• WHAT IS REQUIRED
Every entry that follows should be repeated exactly; drop the images.
* * * * * * *
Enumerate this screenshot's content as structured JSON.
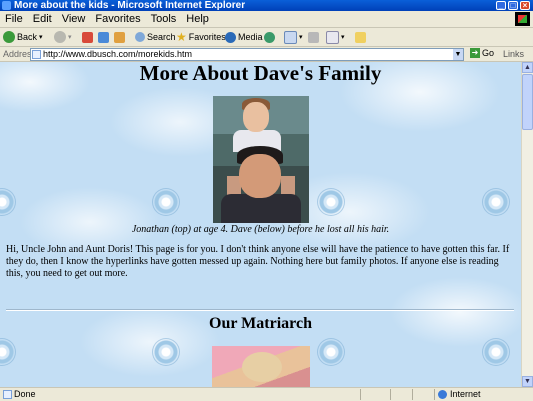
{
  "window": {
    "title": "More about the kids - Microsoft Internet Explorer"
  },
  "menu": [
    "File",
    "Edit",
    "View",
    "Favorites",
    "Tools",
    "Help"
  ],
  "toolbar": {
    "back": "Back",
    "search": "Search",
    "favorites": "Favorites",
    "media": "Media"
  },
  "address": {
    "label": "Address",
    "url": "http://www.dbusch.com/morekids.htm",
    "go": "Go",
    "links": "Links"
  },
  "page": {
    "title": "More About Dave's Family",
    "caption": "Jonathan (top) at age 4.  Dave (below) before he lost all his hair.",
    "intro": "Hi, Uncle John and Aunt Doris! This page is for you. I don't think anyone else will have the patience to have gotten this far. If they do, then I know the hyperlinks have gotten messed up again. Nothing here but family photos.  If anyone else is reading this, you need to get out more.",
    "section_title": "Our Matriarch"
  },
  "status": {
    "text": "Done",
    "zone": "Internet"
  }
}
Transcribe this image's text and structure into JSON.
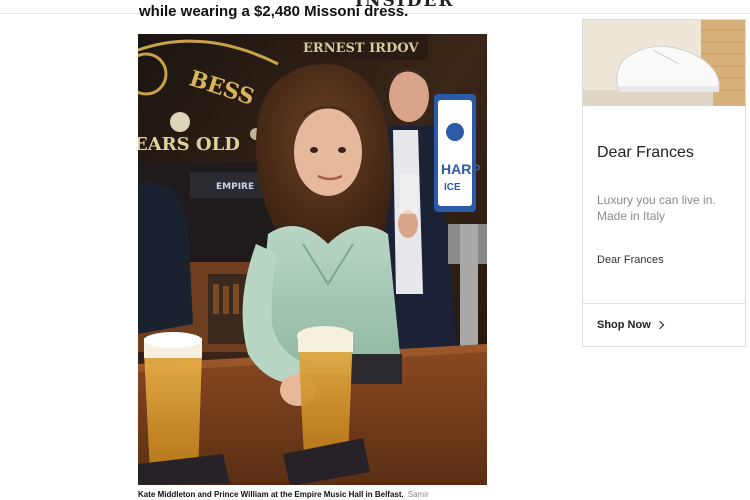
{
  "site": {
    "logo_text": "INSIDER"
  },
  "article": {
    "headline": "while wearing a $2,480 Missoni dress.",
    "photo": {
      "description_icon": "photo-kate-william-pub",
      "signage": [
        "BESS",
        "ERNEST IRDOV",
        "EARS OLD",
        "EMPIRE",
        "HARP",
        "ICE"
      ]
    },
    "caption": {
      "text": "Kate Middleton and Prince William at the Empire Music Hall in Belfast.",
      "credit": "Samir"
    }
  },
  "ad": {
    "brand": "Dear Frances",
    "description": "Luxury you can live in. Made in Italy",
    "sub_brand": "Dear Frances",
    "cta_label": "Shop Now"
  }
}
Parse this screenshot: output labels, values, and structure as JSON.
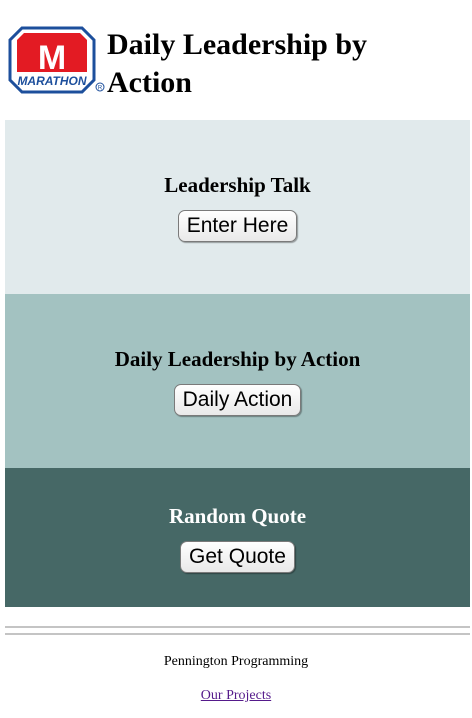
{
  "header": {
    "logo_text": "MARATHON",
    "logo_mark": "M",
    "title": "Daily Leadership by Action"
  },
  "panels": [
    {
      "heading": "Leadership Talk",
      "button": "Enter Here"
    },
    {
      "heading": "Daily Leadership by Action",
      "button": "Daily Action"
    },
    {
      "heading": "Random Quote",
      "button": "Get Quote"
    }
  ],
  "footer": {
    "credit": "Pennington Programming",
    "link": "Our Projects"
  },
  "colors": {
    "brand_red": "#e31b23",
    "brand_blue": "#1d4f9c",
    "panel_light": "#e1eaec",
    "panel_mid": "#a3c2c1",
    "panel_dark": "#466866",
    "visited_link": "#551a8b"
  },
  "icons": [
    "marathon-logo-icon",
    "registered-mark-icon"
  ]
}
* * * * * * *
• RESPONSE TO THE TASK
Enumerate this screenshot's content as structured JSON.
{
  "window": {
    "title": "More about the kids - Microsoft Internet Explorer"
  },
  "menu": [
    "File",
    "Edit",
    "View",
    "Favorites",
    "Tools",
    "Help"
  ],
  "toolbar": {
    "back": "Back",
    "search": "Search",
    "favorites": "Favorites",
    "media": "Media"
  },
  "address": {
    "label": "Address",
    "url": "http://www.dbusch.com/morekids.htm",
    "go": "Go",
    "links": "Links"
  },
  "page": {
    "title": "More About Dave's Family",
    "caption": "Jonathan (top) at age 4.  Dave (below) before he lost all his hair.",
    "intro": "Hi, Uncle John and Aunt Doris! This page is for you. I don't think anyone else will have the patience to have gotten this far. If they do, then I know the hyperlinks have gotten messed up again. Nothing here but family photos.  If anyone else is reading this, you need to get out more.",
    "section_title": "Our Matriarch"
  },
  "status": {
    "text": "Done",
    "zone": "Internet"
  }
}
Transcribe this image's text and structure into JSON.
{
  "site": {
    "logo_text": "INSIDER"
  },
  "article": {
    "headline": "while wearing a $2,480 Missoni dress.",
    "photo": {
      "description_icon": "photo-kate-william-pub",
      "signage": [
        "BESS",
        "ERNEST IRDOV",
        "EARS OLD",
        "EMPIRE",
        "HARP",
        "ICE"
      ]
    },
    "caption": {
      "text": "Kate Middleton and Prince William at the Empire Music Hall in Belfast.",
      "credit": "Samir"
    }
  },
  "ad": {
    "brand": "Dear Frances",
    "description": "Luxury you can live in. Made in Italy",
    "sub_brand": "Dear Frances",
    "cta_label": "Shop Now"
  }
}
Parse this screenshot: output labels, values, and structure as JSON.
{
  "header": {
    "logo_text": "MARATHON",
    "logo_mark": "M",
    "title": "Daily Leadership by Action"
  },
  "panels": [
    {
      "heading": "Leadership Talk",
      "button": "Enter Here"
    },
    {
      "heading": "Daily Leadership by Action",
      "button": "Daily Action"
    },
    {
      "heading": "Random Quote",
      "button": "Get Quote"
    }
  ],
  "footer": {
    "credit": "Pennington Programming",
    "link": "Our Projects"
  },
  "colors": {
    "brand_red": "#e31b23",
    "brand_blue": "#1d4f9c",
    "panel_light": "#e1eaec",
    "panel_mid": "#a3c2c1",
    "panel_dark": "#466866",
    "visited_link": "#551a8b"
  },
  "icons": [
    "marathon-logo-icon",
    "registered-mark-icon"
  ]
}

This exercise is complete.